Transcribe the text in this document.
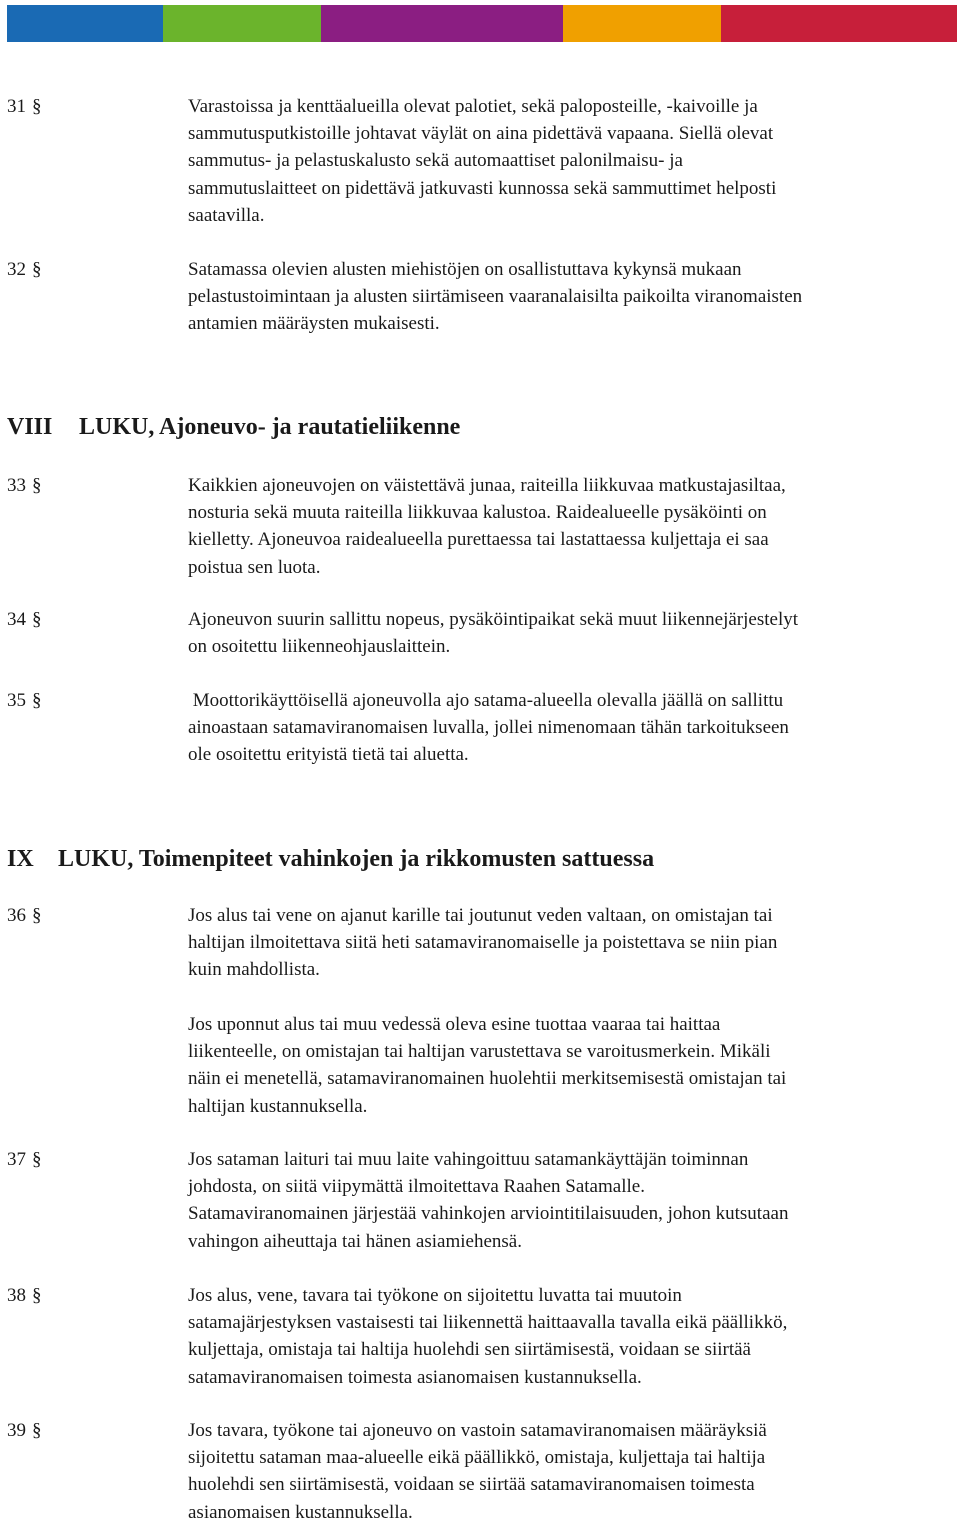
31 §	Varastoissa ja kenttäalueilla olevat palotiet, sekä paloposteille, -kaivoille ja
sammutusputkistoille johtavat väylät on aina pidettävä vapaana. Siellä olevat
sammutus- ja pelastuskalusto sekä automaattiset palonilmaisu- ja
sammutuslaitteet on pidettävä jatkuvasti kunnossa sekä sammuttimet helposti
saatavilla.
32 §	Satamassa olevien alusten miehistöjen on osallistuttava kykynsä mukaan
pelastustoimintaan ja alusten siirtämiseen vaaranalaisilta paikoilta viranomaisten
antamien määräysten mukaisesti.
VIII LUKU, Ajoneuvo- ja rautatieliikenne
33 §	Kaikkien ajoneuvojen on väistettävä junaa, raiteilla liikkuvaa matkustajasiltaa,
nosturia sekä muuta raiteilla liikkuvaa kalustoa. Raidealueelle pysäköinti on
kielletty. Ajoneuvoa raidealueella purettaessa tai lastattaessa kuljettaja ei saa
poistua sen luota.
34 §	Ajoneuvon suurin sallittu nopeus, pysäköintipaikat sekä muut liikennejärjestelyt
on osoitettu liikenneohjauslaittein.
35 §	Moottorikäyttöisellä ajoneuvolla ajo satama-alueella olevalla jäällä on sallittu
ainoastaan satamaviranomaisen luvalla, jollei nimenomaan tähän tarkoitukseen
ole osoitettu erityistä tietä tai aluetta.
IX LUKU, Toimenpiteet vahinkojen ja rikkomusten sattuessa
36 §	Jos alus tai vene on ajanut karille tai joutunut veden valtaan, on omistajan tai
haltijan ilmoitettava siitä heti satamaviranomaiselle ja poistettava se niin pian
kuin mahdollista.
Jos uponnut alus tai muu vedessä oleva esine tuottaa vaaraa tai haittaa
liikenteelle, on omistajan tai haltijan varustettava se varoitusmerkein. Mikäli
näin ei menetellä, satamaviranomainen huolehtii merkitsemisestä omistajan tai
haltijan kustannuksella.
37 §	Jos sataman laituri tai muu laite vahingoittuu satamankäyttäjän toiminnan
johdosta, on siitä viipymättä ilmoitettava Raahen Satamalle.
Satamaviranomainen järjestää vahinkojen arviointitilaisuuden, johon kutsutaan
vahingon aiheuttaja tai hänen asiamiehensä.
38 §	Jos alus, vene, tavara tai työkone on sijoitettu luvatta tai muutoin
satamajärjestyksen vastaisesti tai liikennettä haittaavalla tavalla eikä päällikkö,
kuljettaja, omistaja tai haltija huolehdi sen siirtämisestä, voidaan se siirtää
satamaviranomaisen toimesta asianomaisen kustannuksella.
39 §	Jos tavara, työkone tai ajoneuvo on vastoin satamaviranomaisen määräyksiä
sijoitettu sataman maa-alueelle eikä päällikkö, omistaja, kuljettaja tai haltija
huolehdi sen siirtämisestä, voidaan se siirtää satamaviranomaisen toimesta
asianomaisen kustannuksella.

※

**What you will do**
Find "kustannuksella". Copy every line it occurs in.

**Response to this task**
haltijan kustannuksella.
satamaviranomaisen toimesta asianomaisen kustannuksella.
asianomaisen kustannuksella.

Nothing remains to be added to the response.